Reply with nothing except the number of lines that contain the word "الافرنسيون".

**Dataset content**
==*==

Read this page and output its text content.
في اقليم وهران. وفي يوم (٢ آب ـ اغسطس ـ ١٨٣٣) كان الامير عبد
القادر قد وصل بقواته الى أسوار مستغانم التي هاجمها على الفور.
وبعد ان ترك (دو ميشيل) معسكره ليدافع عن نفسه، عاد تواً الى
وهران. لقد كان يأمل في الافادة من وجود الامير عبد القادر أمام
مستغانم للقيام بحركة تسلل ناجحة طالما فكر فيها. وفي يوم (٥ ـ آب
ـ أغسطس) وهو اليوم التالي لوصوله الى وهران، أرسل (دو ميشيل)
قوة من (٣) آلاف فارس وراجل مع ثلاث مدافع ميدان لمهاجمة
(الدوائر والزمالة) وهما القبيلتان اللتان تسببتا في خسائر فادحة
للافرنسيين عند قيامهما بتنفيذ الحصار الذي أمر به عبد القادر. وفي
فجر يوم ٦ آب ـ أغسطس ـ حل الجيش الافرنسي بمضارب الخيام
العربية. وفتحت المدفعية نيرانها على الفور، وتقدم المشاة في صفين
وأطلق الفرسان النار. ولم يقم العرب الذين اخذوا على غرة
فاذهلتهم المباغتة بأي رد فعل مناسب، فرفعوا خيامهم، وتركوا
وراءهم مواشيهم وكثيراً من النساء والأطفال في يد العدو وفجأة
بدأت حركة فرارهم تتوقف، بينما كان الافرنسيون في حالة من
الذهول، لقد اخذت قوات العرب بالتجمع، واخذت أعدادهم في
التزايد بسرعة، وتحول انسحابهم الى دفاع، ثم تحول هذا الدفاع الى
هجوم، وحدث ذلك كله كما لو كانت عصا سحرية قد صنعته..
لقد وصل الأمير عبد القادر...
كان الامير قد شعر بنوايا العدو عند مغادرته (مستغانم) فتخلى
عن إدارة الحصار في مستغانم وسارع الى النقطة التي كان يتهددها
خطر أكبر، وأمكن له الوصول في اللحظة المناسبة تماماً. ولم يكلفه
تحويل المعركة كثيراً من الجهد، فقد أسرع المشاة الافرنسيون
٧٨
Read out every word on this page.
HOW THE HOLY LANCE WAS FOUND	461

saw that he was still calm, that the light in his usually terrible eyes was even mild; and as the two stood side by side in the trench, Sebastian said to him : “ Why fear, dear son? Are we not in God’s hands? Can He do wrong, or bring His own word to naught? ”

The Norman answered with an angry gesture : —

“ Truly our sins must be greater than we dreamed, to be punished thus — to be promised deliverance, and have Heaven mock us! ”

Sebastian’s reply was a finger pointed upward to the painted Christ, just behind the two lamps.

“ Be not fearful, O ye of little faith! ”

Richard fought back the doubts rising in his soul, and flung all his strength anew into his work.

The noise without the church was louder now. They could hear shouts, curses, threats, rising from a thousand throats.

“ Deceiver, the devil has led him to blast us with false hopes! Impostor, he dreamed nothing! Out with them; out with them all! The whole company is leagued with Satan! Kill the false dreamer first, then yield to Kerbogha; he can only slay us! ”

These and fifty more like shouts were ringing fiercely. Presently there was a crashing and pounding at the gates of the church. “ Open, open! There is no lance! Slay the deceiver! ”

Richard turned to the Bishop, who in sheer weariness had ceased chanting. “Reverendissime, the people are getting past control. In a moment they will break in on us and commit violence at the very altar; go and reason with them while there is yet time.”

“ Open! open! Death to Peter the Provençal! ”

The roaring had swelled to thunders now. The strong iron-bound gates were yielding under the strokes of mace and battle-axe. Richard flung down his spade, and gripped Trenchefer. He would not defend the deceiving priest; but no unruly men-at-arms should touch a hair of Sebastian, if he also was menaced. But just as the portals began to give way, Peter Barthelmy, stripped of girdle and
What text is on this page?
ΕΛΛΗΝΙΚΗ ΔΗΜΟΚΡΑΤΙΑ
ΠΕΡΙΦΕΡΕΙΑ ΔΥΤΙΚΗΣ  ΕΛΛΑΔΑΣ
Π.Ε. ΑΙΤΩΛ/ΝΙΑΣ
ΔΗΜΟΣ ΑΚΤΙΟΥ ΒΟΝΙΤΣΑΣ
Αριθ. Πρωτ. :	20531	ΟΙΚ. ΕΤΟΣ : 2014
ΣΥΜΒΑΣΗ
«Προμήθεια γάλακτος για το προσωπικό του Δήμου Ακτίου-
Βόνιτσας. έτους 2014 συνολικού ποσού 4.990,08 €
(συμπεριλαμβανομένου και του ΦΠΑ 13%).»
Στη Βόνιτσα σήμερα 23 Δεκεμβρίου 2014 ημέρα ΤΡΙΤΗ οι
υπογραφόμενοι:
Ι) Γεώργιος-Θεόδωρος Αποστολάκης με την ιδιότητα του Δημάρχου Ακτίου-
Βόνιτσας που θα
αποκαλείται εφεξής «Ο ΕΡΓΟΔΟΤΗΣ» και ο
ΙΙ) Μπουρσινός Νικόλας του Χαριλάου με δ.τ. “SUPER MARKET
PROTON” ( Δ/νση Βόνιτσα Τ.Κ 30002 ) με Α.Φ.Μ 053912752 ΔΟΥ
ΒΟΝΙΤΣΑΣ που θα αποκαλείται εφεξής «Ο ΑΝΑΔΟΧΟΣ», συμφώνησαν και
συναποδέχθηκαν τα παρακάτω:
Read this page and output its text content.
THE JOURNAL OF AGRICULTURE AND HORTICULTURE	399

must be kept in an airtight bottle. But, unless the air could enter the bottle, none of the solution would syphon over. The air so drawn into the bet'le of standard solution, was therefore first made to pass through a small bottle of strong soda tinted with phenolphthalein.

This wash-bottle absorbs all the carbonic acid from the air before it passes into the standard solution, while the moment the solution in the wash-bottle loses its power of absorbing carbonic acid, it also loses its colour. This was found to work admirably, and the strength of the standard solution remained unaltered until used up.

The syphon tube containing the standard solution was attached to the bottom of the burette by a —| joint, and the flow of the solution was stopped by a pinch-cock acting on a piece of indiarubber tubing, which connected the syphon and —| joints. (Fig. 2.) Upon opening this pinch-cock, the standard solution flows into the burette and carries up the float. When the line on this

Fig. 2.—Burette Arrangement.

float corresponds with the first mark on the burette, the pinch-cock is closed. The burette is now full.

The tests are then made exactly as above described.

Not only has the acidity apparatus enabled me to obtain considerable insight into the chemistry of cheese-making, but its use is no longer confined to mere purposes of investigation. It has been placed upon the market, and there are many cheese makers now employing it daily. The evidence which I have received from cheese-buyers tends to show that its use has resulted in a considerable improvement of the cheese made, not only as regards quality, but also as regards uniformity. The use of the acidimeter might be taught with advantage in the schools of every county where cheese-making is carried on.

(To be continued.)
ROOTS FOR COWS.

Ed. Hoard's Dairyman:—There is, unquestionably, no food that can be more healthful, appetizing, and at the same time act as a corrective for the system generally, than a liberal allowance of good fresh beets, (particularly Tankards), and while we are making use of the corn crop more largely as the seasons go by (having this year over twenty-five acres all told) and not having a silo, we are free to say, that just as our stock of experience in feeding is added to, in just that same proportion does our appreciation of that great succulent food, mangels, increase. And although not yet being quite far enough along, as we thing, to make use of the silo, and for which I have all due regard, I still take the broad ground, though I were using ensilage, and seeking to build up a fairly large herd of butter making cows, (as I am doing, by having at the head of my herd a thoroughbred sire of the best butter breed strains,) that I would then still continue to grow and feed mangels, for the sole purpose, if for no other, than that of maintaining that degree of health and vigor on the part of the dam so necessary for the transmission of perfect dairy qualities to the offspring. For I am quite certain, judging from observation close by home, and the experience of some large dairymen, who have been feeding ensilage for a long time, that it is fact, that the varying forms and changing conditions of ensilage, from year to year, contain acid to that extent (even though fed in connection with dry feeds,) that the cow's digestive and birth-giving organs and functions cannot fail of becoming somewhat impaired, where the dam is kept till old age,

==*==

**Exercise result**
2